# Your objective
Gather up every line that includes the string "ERAI".

(Figure collection entries)
--------------------

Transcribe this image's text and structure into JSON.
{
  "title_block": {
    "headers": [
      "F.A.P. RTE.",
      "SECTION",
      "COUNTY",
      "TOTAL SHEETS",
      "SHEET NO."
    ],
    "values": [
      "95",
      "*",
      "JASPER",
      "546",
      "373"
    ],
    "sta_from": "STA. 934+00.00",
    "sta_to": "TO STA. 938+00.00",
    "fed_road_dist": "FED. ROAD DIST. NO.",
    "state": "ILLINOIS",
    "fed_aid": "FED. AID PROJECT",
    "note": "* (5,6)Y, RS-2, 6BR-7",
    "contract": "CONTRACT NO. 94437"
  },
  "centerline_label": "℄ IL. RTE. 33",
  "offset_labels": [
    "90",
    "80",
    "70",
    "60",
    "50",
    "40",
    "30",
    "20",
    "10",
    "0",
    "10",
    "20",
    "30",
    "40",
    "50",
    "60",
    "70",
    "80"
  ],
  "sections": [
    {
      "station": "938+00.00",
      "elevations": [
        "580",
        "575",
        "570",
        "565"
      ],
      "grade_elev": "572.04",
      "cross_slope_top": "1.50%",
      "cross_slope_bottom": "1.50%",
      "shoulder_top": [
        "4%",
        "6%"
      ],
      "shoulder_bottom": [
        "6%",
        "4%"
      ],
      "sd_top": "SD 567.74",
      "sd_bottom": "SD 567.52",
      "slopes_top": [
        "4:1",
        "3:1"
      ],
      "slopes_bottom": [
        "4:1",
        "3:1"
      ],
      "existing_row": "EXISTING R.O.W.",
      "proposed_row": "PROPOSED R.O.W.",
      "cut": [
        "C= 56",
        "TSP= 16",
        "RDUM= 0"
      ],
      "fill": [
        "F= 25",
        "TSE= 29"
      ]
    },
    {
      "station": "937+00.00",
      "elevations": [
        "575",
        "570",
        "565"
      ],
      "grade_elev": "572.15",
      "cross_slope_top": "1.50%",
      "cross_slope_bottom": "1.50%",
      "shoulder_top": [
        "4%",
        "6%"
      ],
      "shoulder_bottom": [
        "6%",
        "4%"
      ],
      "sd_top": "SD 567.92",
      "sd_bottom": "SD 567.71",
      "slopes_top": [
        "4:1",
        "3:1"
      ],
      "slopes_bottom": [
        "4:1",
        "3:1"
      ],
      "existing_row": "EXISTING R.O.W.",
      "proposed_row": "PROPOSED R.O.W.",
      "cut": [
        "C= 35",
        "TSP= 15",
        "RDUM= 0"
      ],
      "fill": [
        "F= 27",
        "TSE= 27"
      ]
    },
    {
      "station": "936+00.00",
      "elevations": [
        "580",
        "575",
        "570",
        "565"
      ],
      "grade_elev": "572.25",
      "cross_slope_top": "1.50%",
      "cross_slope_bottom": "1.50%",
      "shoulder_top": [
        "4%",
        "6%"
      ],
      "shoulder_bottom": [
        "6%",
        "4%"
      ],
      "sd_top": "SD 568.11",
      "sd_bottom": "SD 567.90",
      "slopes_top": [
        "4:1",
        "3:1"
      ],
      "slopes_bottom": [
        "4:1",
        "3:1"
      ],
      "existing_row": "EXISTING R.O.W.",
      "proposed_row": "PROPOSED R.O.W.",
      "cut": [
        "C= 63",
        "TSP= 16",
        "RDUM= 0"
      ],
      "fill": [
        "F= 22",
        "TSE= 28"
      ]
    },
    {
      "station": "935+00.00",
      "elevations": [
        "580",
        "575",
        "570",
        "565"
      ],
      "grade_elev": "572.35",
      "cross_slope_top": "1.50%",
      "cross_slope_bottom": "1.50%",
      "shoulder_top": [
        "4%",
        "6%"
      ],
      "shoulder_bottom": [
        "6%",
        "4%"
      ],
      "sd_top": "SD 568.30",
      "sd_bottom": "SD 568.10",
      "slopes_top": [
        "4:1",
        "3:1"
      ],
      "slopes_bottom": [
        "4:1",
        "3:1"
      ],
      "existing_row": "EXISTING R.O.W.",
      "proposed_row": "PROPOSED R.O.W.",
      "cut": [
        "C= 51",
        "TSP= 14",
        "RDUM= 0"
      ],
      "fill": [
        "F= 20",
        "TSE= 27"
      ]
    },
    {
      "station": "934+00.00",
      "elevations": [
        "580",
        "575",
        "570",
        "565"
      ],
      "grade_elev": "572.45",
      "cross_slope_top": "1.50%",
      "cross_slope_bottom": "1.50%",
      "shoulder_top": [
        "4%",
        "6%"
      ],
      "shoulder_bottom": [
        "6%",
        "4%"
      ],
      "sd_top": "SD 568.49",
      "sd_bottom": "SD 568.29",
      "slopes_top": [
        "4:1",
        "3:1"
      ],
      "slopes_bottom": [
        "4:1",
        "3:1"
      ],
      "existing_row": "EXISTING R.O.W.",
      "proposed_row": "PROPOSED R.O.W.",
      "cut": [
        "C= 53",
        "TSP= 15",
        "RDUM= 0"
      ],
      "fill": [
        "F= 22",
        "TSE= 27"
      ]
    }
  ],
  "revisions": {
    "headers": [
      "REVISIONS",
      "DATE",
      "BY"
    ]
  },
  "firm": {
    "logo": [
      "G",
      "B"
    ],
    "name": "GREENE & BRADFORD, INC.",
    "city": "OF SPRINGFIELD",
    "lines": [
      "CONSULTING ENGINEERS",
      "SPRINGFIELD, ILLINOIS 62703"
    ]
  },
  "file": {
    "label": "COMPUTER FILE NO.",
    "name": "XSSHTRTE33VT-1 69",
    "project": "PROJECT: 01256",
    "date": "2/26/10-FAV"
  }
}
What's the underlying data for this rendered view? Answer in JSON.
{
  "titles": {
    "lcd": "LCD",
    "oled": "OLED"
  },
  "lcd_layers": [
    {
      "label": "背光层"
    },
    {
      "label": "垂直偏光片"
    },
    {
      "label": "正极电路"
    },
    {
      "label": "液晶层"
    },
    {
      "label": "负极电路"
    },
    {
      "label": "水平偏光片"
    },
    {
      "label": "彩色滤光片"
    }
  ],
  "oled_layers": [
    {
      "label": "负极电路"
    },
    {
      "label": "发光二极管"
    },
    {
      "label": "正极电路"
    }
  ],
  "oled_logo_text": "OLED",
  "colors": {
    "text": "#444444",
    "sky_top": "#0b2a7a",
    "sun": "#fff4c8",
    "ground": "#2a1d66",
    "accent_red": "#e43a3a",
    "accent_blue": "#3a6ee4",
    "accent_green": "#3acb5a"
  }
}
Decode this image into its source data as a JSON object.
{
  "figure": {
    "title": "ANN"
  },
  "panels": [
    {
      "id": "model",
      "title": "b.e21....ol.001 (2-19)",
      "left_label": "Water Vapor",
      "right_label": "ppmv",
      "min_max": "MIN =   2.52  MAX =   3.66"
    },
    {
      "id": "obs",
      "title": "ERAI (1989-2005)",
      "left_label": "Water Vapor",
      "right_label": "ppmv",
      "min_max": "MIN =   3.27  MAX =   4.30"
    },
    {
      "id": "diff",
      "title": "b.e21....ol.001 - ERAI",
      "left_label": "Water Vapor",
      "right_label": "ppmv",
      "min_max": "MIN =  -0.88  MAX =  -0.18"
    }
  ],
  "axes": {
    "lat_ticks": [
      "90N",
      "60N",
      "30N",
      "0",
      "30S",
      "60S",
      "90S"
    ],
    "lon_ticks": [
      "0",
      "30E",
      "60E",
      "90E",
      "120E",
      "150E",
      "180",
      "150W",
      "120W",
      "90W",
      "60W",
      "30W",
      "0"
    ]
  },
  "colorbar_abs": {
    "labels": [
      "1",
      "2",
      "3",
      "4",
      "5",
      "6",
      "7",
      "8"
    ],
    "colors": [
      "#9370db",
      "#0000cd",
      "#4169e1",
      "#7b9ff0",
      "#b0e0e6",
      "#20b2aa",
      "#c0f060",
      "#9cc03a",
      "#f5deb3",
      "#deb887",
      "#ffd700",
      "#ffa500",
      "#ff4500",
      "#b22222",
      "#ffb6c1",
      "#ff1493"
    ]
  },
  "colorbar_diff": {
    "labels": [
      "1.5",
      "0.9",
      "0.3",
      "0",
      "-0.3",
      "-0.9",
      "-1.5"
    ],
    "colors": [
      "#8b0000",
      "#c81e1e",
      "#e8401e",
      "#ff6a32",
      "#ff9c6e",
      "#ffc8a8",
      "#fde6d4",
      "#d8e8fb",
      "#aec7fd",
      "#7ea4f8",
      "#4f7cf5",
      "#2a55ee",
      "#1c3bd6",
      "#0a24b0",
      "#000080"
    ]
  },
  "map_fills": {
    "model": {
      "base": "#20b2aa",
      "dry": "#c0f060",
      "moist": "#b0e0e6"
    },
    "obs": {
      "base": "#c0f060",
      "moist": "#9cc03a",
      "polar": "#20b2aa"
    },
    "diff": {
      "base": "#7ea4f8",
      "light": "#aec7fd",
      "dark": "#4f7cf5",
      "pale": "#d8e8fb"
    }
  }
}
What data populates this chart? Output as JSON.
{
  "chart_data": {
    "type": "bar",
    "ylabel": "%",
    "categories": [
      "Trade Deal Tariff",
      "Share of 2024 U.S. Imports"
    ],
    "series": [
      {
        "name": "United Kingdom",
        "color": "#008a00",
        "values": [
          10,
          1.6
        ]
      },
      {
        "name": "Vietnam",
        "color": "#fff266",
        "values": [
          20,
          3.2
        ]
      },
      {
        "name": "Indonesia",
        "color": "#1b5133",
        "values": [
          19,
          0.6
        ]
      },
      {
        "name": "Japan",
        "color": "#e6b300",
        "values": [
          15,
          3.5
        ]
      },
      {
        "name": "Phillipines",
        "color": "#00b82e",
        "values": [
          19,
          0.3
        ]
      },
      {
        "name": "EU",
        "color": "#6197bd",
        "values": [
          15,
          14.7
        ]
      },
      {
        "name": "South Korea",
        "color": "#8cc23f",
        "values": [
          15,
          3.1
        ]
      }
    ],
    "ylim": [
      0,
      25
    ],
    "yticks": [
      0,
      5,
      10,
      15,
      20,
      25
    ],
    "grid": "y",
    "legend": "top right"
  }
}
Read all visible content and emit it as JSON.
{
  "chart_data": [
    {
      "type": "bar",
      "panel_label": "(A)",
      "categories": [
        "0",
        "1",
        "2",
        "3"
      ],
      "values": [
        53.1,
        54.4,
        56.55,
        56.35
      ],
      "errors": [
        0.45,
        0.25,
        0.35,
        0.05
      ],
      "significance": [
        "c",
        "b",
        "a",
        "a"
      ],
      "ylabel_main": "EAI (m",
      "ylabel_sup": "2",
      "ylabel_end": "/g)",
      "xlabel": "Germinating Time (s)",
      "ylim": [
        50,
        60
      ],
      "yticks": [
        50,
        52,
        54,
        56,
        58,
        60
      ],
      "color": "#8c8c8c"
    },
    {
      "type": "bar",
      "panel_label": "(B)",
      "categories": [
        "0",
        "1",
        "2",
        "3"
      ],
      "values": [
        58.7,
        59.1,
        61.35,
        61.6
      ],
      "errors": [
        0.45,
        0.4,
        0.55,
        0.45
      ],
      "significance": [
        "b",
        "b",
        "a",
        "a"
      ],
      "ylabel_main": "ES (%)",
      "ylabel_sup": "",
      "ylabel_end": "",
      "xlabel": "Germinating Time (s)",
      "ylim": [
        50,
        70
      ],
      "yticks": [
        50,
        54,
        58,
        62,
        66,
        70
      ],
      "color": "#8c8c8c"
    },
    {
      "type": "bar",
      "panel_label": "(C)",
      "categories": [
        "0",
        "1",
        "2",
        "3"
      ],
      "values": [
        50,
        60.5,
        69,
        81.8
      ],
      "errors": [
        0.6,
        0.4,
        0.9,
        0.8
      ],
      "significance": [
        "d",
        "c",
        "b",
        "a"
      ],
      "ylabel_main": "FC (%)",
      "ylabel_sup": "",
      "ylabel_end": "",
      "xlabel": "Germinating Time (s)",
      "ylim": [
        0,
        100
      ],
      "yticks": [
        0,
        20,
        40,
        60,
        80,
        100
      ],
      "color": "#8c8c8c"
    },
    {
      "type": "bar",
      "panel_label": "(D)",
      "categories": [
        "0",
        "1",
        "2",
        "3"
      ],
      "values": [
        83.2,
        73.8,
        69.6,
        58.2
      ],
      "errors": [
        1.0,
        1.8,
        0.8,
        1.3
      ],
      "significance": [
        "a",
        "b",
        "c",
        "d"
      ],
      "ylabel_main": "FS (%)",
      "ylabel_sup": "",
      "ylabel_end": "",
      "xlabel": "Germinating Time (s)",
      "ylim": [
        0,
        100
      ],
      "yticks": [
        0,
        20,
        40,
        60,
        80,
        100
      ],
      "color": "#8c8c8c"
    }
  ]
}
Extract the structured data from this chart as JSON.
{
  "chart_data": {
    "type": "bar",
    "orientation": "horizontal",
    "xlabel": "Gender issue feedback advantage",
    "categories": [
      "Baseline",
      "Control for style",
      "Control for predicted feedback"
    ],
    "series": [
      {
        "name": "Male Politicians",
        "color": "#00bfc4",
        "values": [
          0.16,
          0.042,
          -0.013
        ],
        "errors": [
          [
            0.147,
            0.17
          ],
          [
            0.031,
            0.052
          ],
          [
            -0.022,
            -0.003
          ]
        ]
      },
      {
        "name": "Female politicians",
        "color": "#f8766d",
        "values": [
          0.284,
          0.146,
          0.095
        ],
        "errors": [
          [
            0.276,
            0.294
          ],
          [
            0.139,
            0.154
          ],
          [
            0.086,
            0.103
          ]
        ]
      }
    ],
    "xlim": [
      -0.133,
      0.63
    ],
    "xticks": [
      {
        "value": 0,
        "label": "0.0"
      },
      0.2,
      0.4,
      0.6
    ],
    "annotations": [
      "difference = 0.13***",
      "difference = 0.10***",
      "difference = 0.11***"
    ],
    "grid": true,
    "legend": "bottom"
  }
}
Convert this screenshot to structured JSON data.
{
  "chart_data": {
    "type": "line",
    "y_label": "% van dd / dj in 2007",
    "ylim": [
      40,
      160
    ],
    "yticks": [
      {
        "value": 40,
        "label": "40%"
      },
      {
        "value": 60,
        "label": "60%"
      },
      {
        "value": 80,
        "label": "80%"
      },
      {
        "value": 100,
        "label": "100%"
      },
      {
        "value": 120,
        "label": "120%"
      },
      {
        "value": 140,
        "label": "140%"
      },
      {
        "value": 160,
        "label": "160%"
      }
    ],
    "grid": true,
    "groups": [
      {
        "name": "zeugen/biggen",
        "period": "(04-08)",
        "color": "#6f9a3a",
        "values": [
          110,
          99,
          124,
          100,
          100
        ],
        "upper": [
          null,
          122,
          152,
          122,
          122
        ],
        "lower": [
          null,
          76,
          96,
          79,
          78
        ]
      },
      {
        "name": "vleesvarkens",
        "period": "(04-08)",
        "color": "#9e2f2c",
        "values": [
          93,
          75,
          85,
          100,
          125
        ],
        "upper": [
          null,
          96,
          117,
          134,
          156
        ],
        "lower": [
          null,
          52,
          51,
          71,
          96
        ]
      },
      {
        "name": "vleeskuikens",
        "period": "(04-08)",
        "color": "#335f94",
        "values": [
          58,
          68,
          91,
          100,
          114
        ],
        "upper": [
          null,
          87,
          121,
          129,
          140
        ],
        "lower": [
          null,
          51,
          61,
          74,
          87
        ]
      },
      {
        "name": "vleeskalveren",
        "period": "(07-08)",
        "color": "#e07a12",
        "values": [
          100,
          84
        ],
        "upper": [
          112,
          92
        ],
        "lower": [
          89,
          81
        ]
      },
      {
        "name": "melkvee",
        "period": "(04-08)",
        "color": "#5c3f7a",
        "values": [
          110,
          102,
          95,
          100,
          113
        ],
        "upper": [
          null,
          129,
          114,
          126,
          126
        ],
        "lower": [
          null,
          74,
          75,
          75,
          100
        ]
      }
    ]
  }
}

--------------------

# Output of the task
      "title": "ERAI (1989-2005)",
      "title": "b.e21....ol.001 - ERAI",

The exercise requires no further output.